WORK TO COMPLETE
Search the listing for "проспекту" and copy every line where it appears.

GIVEN DATA
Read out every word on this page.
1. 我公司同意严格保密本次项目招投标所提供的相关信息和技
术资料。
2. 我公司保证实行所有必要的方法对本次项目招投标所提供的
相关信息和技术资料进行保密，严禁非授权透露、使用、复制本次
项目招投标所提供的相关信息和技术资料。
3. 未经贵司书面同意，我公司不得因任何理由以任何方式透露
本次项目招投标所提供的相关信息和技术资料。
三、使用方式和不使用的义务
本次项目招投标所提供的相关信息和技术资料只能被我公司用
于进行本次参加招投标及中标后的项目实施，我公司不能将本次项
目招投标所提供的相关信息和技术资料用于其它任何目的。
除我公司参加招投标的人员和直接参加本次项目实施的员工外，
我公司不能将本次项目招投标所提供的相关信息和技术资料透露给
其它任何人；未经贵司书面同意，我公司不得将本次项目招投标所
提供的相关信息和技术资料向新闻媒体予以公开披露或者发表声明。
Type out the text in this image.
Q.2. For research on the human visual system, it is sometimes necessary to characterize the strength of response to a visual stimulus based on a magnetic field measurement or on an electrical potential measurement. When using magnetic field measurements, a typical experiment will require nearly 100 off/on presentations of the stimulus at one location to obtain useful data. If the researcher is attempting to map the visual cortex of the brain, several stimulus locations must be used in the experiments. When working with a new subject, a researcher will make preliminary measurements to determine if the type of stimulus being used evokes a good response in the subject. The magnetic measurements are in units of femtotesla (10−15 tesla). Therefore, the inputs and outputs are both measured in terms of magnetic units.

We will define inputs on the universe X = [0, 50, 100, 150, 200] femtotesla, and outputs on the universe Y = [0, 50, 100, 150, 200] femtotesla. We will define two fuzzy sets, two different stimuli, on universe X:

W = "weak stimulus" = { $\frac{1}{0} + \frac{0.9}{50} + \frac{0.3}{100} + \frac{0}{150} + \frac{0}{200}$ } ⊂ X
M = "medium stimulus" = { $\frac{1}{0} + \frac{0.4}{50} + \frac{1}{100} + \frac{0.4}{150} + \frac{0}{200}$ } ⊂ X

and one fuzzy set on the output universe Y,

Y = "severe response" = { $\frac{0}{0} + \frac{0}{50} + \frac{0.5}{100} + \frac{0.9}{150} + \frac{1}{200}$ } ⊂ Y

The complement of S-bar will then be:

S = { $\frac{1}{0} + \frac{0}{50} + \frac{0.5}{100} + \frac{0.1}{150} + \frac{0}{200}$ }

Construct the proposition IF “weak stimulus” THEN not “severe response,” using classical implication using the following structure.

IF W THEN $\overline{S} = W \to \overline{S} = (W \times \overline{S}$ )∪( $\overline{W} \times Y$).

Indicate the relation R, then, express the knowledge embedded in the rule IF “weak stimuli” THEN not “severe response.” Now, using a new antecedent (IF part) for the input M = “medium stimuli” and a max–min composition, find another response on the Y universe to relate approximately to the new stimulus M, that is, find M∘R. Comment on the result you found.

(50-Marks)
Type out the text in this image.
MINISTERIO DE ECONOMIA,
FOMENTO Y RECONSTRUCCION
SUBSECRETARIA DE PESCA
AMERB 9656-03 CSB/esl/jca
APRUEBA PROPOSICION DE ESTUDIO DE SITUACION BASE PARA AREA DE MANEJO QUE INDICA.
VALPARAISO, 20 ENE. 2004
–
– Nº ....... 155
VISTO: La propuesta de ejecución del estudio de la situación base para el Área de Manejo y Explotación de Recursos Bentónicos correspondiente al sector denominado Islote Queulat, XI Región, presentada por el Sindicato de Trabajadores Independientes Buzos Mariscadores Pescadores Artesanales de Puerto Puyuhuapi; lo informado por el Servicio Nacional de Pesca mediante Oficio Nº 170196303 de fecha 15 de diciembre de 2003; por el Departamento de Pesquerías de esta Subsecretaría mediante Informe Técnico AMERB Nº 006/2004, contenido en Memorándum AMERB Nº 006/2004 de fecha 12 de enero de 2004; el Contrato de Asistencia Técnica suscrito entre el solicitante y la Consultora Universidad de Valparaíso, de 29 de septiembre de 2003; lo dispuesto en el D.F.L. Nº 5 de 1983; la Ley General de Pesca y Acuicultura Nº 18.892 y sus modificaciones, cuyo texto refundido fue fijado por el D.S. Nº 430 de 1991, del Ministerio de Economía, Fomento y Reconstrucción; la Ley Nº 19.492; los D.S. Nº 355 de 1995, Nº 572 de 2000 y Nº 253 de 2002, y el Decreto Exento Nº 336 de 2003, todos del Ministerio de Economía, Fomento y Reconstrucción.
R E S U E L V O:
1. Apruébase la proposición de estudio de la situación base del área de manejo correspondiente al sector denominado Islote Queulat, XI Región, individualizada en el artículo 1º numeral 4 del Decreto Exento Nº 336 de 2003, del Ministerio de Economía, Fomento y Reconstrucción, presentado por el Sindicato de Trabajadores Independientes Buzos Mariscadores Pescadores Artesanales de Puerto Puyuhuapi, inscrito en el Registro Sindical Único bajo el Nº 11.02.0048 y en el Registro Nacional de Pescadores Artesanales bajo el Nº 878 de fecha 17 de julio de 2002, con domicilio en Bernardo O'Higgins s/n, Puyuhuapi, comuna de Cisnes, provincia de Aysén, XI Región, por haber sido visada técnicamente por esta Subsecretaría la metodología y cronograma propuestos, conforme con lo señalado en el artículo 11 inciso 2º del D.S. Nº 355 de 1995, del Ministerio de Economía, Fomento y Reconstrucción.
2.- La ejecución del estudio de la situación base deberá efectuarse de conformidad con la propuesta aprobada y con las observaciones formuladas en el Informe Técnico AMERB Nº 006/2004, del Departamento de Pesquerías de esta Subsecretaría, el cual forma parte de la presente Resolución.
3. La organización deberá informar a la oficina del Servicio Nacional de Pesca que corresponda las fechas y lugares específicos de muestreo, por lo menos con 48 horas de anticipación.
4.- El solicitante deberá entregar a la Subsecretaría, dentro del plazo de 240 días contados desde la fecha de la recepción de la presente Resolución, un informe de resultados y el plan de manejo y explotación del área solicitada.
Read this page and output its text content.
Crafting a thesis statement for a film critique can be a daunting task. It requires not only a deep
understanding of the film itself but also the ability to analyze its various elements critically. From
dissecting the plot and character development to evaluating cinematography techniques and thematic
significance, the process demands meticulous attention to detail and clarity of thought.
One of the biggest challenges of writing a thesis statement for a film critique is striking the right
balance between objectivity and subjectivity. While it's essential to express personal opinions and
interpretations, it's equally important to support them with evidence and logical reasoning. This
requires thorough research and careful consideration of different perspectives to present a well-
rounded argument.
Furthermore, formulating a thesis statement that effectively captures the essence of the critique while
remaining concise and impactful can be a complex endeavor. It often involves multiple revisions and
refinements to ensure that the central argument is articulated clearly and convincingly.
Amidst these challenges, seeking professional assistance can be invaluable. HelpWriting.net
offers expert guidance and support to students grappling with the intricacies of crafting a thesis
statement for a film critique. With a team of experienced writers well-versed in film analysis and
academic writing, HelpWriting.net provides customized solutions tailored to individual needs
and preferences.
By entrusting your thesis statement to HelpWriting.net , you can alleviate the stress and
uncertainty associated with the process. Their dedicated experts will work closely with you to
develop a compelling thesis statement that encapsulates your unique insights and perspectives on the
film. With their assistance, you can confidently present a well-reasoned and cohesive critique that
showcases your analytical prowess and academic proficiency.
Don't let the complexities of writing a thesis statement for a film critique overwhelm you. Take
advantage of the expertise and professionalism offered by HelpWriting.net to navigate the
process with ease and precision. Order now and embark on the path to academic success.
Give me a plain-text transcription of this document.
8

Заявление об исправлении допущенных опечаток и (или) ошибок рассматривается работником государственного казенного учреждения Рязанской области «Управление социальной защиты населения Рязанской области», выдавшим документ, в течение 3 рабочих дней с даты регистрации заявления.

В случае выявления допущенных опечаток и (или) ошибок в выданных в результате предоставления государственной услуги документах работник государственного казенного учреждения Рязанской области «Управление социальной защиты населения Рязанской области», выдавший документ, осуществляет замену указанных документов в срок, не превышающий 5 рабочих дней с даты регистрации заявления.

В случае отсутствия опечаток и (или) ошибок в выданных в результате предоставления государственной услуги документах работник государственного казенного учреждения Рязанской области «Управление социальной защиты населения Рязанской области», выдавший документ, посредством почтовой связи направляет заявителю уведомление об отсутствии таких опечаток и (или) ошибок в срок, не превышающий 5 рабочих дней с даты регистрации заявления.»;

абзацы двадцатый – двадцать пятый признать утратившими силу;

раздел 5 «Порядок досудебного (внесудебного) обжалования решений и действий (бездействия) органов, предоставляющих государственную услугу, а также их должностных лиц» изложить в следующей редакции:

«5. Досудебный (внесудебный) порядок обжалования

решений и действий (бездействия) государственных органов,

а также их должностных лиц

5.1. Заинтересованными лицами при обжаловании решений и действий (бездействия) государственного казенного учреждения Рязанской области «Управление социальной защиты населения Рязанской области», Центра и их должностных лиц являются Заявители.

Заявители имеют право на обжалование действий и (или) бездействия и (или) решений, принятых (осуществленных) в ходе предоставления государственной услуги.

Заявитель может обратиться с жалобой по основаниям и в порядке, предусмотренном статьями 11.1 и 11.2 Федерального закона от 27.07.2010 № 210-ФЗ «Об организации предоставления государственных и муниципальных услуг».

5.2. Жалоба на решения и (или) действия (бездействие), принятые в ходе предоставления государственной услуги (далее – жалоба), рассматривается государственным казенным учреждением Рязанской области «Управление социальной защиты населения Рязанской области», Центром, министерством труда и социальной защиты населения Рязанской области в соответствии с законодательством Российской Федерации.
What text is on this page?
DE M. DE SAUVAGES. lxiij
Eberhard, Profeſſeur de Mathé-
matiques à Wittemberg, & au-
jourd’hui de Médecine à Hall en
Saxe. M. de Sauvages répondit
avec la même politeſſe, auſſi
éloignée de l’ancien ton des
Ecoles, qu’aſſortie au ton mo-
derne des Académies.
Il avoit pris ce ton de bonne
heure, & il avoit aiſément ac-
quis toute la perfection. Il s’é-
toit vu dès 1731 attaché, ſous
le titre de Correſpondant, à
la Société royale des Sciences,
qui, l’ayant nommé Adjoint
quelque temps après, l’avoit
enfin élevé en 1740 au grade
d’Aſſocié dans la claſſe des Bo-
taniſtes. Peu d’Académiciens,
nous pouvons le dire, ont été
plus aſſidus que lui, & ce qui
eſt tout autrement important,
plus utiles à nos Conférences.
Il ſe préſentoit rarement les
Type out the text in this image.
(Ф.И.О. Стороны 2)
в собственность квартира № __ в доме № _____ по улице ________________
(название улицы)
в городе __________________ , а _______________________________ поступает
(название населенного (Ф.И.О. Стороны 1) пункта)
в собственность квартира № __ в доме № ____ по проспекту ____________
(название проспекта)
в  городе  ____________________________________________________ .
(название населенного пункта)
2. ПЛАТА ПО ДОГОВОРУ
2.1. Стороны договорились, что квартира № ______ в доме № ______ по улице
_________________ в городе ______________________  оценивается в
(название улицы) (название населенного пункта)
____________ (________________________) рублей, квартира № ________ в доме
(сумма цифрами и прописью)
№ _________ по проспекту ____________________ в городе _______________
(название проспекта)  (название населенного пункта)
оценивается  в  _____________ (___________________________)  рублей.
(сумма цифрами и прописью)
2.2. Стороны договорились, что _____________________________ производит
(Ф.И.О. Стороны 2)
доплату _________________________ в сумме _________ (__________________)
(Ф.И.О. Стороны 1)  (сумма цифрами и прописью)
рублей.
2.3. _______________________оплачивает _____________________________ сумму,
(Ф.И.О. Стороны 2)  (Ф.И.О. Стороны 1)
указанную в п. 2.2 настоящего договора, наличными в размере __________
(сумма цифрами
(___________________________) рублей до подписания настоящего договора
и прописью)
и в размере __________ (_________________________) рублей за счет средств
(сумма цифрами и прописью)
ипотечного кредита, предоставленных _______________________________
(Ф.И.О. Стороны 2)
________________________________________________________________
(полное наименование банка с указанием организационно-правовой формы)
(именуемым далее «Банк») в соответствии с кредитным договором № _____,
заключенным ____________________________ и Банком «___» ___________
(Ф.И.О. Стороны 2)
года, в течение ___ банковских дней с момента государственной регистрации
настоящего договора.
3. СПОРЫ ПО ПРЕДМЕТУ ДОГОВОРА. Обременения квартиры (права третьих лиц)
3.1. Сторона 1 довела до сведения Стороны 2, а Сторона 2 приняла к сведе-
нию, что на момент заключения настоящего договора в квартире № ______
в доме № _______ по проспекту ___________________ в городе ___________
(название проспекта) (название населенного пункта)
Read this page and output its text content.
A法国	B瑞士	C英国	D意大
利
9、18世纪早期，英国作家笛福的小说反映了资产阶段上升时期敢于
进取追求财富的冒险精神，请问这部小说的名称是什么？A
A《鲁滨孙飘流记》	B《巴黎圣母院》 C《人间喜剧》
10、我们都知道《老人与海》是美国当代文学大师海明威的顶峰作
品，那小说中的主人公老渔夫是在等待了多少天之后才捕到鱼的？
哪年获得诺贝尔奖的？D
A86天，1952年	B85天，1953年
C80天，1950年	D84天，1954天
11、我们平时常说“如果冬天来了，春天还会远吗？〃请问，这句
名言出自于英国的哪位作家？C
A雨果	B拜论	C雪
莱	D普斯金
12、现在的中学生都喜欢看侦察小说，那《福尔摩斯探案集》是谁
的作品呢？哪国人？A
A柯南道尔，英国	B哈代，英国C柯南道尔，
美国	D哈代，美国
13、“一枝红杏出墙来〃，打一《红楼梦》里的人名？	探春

RESULT
в собственность квартира № __ в доме № ____ по проспекту ____________
№ _________ по проспекту ____________________ в городе _______________
в доме № _______ по проспекту ___________________ в городе ___________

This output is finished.